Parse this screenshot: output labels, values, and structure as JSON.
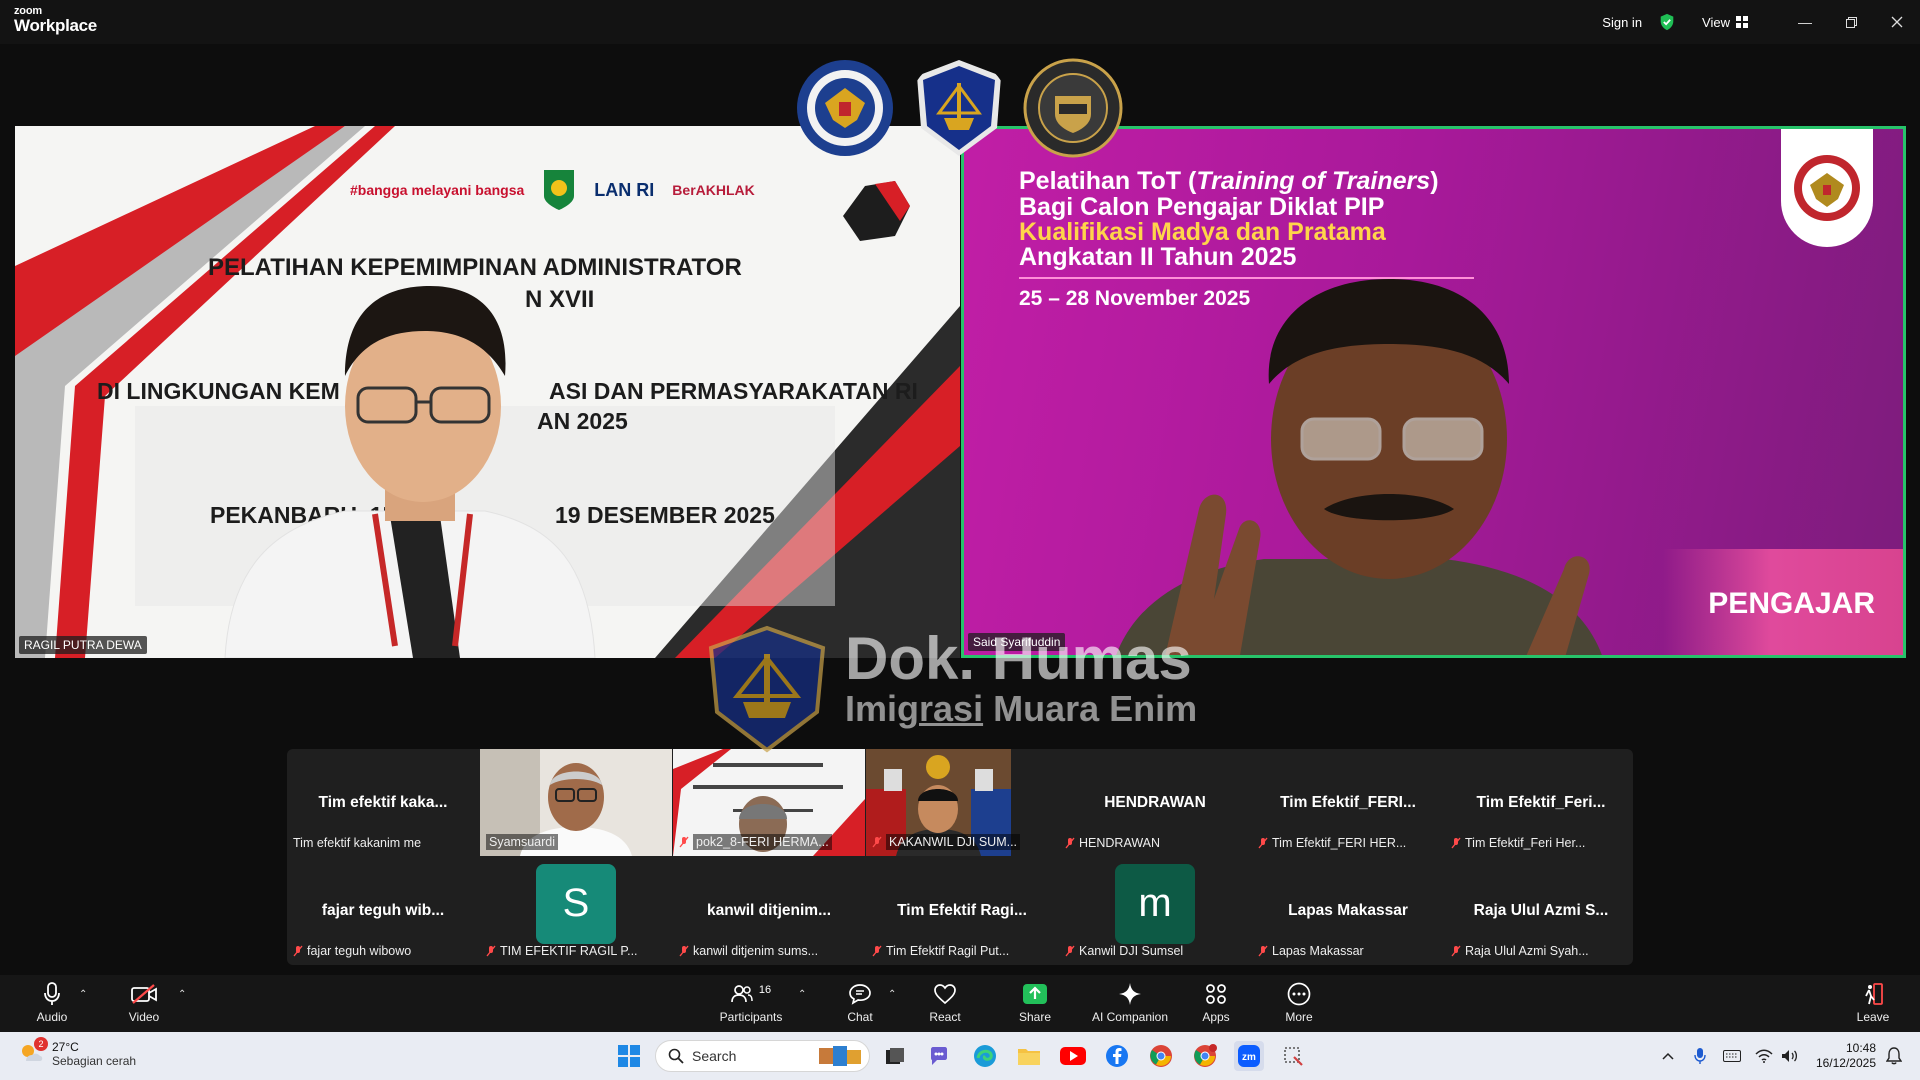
{
  "app": {
    "logo_top": "zoom",
    "logo_bottom": "Workplace"
  },
  "titlebar": {
    "sign_in": "Sign in",
    "view": "View"
  },
  "left_tile": {
    "name": "RAGIL PUTRA DEWA",
    "slide_logos": [
      "#bangga melayani bangsa",
      "LAN RI",
      "BerAKHLAK"
    ],
    "line1": "PELATIHAN KEPEMIMPINAN ADMINISTRATOR",
    "line2": "N XVII",
    "line3": "DI LINGKUNGAN KEM",
    "line3b": "ASI DAN PERMASYARAKATAN RI",
    "line4": "AN 2025",
    "line5": "PEKANBARU, 15",
    "line5b": "19 DESEMBER 2025"
  },
  "right_tile": {
    "name": "Said Syarifuddin",
    "l1a": "Pelatihan ToT (",
    "l1b": "Training of Trainers",
    "l1c": ")",
    "l2": "Bagi Calon Pengajar Diklat PIP",
    "l3": "Kualifikasi Madya dan Pratama",
    "l4": "Angkatan II Tahun 2025",
    "date": "25 – 28 November 2025",
    "badge": "PENGAJAR"
  },
  "watermark": {
    "line1": "Dok. Humas",
    "line2a": "Imig",
    "line2b": "rasi",
    "line2c": " Muara Enim"
  },
  "gallery": [
    {
      "big": "Tim efektif kaka...",
      "small": "Tim efektif kakanim me",
      "muted": false
    },
    {
      "small": "Syamsuardi",
      "muted": false
    },
    {
      "small": "pok2_8-FERI HERMA...",
      "muted": true
    },
    {
      "small": "KAKANWIL DJI SUM...",
      "muted": true
    },
    {
      "big": "HENDRAWAN",
      "small": "HENDRAWAN",
      "muted": true
    },
    {
      "big": "Tim Efektif_FERI...",
      "small": "Tim Efektif_FERI HER...",
      "muted": true
    },
    {
      "big": "Tim Efektif_Feri...",
      "small": "Tim Efektif_Feri Her...",
      "muted": true
    },
    {
      "big": "fajar teguh wib...",
      "small": "fajar teguh wibowo",
      "muted": true
    },
    {
      "avatar": "S",
      "small": "TIM EFEKTIF RAGIL P...",
      "muted": true
    },
    {
      "big": "kanwil ditjenim...",
      "small": "kanwil ditjenim sums...",
      "muted": true
    },
    {
      "big": "Tim Efektif Ragi...",
      "small": "Tim Efektif Ragil Put...",
      "muted": true
    },
    {
      "avatar": "m",
      "small": "Kanwil DJI Sumsel",
      "muted": true
    },
    {
      "big": "Lapas Makassar",
      "small": "Lapas Makassar",
      "muted": true
    },
    {
      "big": "Raja Ulul Azmi S...",
      "small": "Raja Ulul Azmi Syah...",
      "muted": true
    }
  ],
  "toolbar": {
    "audio": "Audio",
    "video": "Video",
    "participants": "Participants",
    "participants_count": "16",
    "chat": "Chat",
    "react": "React",
    "share": "Share",
    "ai": "AI Companion",
    "apps": "Apps",
    "more": "More",
    "leave": "Leave"
  },
  "taskbar": {
    "weather_temp": "27°C",
    "weather_desc": "Sebagian cerah",
    "weather_badge": "2",
    "search": "Search",
    "time": "10:48",
    "date": "16/12/2025"
  },
  "colors": {
    "accent_green": "#27c36a",
    "zoom_blue": "#0b5cff",
    "slide_magenta": "#c11ea6",
    "slide_red": "#d71f26"
  }
}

************

# [Requirements]
Every line above should be returned word for word, with the pictures left behind.

# [Written response]
Parse this screenshot: output labels, values, and structure as JSON.
{
  "app": {
    "logo_top": "zoom",
    "logo_bottom": "Workplace"
  },
  "titlebar": {
    "sign_in": "Sign in",
    "view": "View"
  },
  "left_tile": {
    "name": "RAGIL PUTRA DEWA",
    "slide_logos": [
      "#bangga melayani bangsa",
      "LAN RI",
      "BerAKHLAK"
    ],
    "line1": "PELATIHAN KEPEMIMPINAN ADMINISTRATOR",
    "line2": "N XVII",
    "line3": "DI LINGKUNGAN KEM",
    "line3b": "ASI DAN PERMASYARAKATAN RI",
    "line4": "AN 2025",
    "line5": "PEKANBARU, 15",
    "line5b": "19 DESEMBER 2025"
  },
  "right_tile": {
    "name": "Said Syarifuddin",
    "l1a": "Pelatihan ToT (",
    "l1b": "Training of Trainers",
    "l1c": ")",
    "l2": "Bagi Calon Pengajar Diklat PIP",
    "l3": "Kualifikasi Madya dan Pratama",
    "l4": "Angkatan II Tahun 2025",
    "date": "25 – 28 November 2025",
    "badge": "PENGAJAR"
  },
  "watermark": {
    "line1": "Dok. Humas",
    "line2a": "Imig",
    "line2b": "rasi",
    "line2c": " Muara Enim"
  },
  "gallery": [
    {
      "big": "Tim efektif kaka...",
      "small": "Tim efektif kakanim me",
      "muted": false
    },
    {
      "small": "Syamsuardi",
      "muted": false
    },
    {
      "small": "pok2_8-FERI HERMA...",
      "muted": true
    },
    {
      "small": "KAKANWIL DJI SUM...",
      "muted": true
    },
    {
      "big": "HENDRAWAN",
      "small": "HENDRAWAN",
      "muted": true
    },
    {
      "big": "Tim Efektif_FERI...",
      "small": "Tim Efektif_FERI HER...",
      "muted": true
    },
    {
      "big": "Tim Efektif_Feri...",
      "small": "Tim Efektif_Feri Her...",
      "muted": true
    },
    {
      "big": "fajar teguh wib...",
      "small": "fajar teguh wibowo",
      "muted": true
    },
    {
      "avatar": "S",
      "small": "TIM EFEKTIF RAGIL P...",
      "muted": true
    },
    {
      "big": "kanwil ditjenim...",
      "small": "kanwil ditjenim sums...",
      "muted": true
    },
    {
      "big": "Tim Efektif Ragi...",
      "small": "Tim Efektif Ragil Put...",
      "muted": true
    },
    {
      "avatar": "m",
      "small": "Kanwil DJI Sumsel",
      "muted": true
    },
    {
      "big": "Lapas Makassar",
      "small": "Lapas Makassar",
      "muted": true
    },
    {
      "big": "Raja Ulul Azmi S...",
      "small": "Raja Ulul Azmi Syah...",
      "muted": true
    }
  ],
  "toolbar": {
    "audio": "Audio",
    "video": "Video",
    "participants": "Participants",
    "participants_count": "16",
    "chat": "Chat",
    "react": "React",
    "share": "Share",
    "ai": "AI Companion",
    "apps": "Apps",
    "more": "More",
    "leave": "Leave"
  },
  "taskbar": {
    "weather_temp": "27°C",
    "weather_desc": "Sebagian cerah",
    "weather_badge": "2",
    "search": "Search",
    "time": "10:48",
    "date": "16/12/2025"
  },
  "colors": {
    "accent_green": "#27c36a",
    "zoom_blue": "#0b5cff",
    "slide_magenta": "#c11ea6",
    "slide_red": "#d71f26"
  }
}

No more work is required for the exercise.